> **Dataset items**

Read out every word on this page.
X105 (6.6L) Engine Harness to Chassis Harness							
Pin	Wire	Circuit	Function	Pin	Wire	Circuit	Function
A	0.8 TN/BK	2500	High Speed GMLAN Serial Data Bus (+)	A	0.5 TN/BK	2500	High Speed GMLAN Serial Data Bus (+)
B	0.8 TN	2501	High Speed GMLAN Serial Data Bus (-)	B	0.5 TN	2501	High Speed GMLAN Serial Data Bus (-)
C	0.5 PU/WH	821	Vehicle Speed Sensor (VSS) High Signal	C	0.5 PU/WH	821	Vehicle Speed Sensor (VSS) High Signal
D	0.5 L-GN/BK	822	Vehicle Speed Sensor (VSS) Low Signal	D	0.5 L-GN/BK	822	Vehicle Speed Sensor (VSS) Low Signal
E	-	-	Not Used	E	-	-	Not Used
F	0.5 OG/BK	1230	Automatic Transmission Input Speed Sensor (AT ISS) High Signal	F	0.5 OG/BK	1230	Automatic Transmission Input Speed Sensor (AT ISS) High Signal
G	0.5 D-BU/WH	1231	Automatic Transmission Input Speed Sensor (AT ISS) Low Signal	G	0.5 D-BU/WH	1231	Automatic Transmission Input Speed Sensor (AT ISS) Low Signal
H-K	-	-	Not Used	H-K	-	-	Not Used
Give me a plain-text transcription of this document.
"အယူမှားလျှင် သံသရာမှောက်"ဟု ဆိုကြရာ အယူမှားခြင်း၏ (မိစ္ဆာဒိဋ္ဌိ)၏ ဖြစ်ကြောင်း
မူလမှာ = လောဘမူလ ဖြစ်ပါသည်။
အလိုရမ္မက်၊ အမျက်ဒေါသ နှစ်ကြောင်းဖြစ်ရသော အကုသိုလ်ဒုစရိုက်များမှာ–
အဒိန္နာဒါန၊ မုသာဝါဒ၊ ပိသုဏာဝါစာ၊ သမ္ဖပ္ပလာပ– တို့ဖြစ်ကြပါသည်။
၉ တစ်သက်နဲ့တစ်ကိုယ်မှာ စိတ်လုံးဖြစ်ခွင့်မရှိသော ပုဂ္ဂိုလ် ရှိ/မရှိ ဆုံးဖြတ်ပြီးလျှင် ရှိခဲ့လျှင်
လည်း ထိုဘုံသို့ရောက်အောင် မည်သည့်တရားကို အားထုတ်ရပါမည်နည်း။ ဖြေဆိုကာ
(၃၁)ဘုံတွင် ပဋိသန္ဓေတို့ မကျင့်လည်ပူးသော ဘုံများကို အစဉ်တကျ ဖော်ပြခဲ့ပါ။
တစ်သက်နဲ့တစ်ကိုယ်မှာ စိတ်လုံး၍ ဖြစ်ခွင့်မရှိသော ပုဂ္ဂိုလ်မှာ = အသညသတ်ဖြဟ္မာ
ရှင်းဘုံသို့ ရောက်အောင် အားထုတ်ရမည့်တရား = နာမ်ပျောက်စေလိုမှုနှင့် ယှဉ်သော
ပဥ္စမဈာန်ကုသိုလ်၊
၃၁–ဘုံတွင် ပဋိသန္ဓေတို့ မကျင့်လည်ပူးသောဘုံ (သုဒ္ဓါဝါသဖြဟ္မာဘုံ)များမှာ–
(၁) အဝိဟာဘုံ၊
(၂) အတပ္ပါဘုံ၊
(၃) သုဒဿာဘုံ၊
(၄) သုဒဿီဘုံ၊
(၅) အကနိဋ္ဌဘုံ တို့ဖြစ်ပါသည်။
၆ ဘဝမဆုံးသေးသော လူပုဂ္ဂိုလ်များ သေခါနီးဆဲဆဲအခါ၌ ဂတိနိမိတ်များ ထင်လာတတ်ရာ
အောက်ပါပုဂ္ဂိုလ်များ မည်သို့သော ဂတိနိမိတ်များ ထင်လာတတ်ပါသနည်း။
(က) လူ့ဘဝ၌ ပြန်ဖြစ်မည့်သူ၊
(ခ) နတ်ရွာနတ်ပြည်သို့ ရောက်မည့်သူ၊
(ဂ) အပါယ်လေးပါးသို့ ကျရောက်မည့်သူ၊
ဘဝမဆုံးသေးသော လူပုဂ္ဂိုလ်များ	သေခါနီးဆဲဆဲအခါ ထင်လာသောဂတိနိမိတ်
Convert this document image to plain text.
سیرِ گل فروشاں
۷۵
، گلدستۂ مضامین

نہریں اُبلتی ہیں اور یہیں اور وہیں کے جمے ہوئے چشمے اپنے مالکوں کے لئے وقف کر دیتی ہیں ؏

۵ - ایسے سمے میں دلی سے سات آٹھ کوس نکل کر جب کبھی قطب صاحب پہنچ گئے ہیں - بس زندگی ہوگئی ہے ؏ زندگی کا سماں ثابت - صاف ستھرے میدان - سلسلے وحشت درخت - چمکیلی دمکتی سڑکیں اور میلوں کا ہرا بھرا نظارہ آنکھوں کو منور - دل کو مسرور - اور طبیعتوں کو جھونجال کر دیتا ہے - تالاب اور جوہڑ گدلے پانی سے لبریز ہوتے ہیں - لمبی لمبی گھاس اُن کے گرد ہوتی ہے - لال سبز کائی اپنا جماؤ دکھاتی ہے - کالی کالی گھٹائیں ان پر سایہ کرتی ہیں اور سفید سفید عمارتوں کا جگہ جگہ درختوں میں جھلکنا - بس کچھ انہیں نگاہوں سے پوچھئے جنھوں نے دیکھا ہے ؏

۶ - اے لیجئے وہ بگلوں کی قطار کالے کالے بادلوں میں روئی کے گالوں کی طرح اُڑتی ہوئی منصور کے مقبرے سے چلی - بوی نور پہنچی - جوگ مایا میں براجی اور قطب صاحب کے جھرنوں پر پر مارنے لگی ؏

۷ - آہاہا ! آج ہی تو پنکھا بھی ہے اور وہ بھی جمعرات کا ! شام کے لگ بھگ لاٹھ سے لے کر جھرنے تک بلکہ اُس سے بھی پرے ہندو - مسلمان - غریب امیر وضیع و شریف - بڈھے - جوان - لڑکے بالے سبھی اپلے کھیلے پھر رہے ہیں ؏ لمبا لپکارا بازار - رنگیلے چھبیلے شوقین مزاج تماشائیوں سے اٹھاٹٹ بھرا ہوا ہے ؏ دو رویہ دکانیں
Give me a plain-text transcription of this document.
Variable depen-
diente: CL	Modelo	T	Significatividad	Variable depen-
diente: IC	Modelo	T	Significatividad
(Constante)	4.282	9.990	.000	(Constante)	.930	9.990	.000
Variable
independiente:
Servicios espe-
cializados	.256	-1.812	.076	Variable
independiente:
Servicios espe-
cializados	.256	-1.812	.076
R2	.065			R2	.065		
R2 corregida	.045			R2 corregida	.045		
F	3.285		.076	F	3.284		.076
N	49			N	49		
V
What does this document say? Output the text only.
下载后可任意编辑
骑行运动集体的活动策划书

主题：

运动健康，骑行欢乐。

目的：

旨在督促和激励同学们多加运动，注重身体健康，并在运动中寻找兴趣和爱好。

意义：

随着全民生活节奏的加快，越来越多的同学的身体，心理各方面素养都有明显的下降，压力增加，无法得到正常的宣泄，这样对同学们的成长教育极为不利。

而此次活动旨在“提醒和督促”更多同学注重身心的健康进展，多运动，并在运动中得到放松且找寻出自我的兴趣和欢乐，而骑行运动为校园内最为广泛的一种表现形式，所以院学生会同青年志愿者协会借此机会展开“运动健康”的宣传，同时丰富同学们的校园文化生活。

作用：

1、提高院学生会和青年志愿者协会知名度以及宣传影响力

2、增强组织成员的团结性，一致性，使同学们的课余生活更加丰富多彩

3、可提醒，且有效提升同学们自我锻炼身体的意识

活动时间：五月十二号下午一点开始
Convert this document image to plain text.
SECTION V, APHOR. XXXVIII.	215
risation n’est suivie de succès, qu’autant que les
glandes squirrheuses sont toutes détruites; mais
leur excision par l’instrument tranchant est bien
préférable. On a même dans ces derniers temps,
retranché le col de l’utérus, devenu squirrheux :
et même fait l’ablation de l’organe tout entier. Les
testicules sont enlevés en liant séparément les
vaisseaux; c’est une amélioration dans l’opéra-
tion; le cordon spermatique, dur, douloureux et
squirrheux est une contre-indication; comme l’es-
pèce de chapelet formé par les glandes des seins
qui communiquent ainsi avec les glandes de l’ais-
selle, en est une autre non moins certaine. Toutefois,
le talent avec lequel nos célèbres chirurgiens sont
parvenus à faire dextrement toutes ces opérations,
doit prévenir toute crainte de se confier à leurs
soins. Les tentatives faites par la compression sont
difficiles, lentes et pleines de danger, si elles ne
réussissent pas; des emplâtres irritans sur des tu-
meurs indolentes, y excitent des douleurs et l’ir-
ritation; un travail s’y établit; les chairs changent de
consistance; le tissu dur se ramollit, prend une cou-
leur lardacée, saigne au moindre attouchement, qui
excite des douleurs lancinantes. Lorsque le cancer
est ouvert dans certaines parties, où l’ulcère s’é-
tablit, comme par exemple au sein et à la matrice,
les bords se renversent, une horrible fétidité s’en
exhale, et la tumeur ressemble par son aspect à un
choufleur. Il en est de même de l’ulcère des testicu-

> **GOAL**
Collect every line above that contains the word "Transmission".

> **SOLUTION FOR THIS EXERCISE**
F	0.5 OG/BK	1230	Automatic Transmission Input Speed Sensor (AT ISS) High Signal	F	0.5 OG/BK	1230	Automatic Transmission Input Speed Sensor (AT ISS) High Signal
G	0.5 D-BU/WH	1231	Automatic Transmission Input Speed Sensor (AT ISS) Low Signal	G	0.5 D-BU/WH	1231	Automatic Transmission Input Speed Sensor (AT ISS) Low Signal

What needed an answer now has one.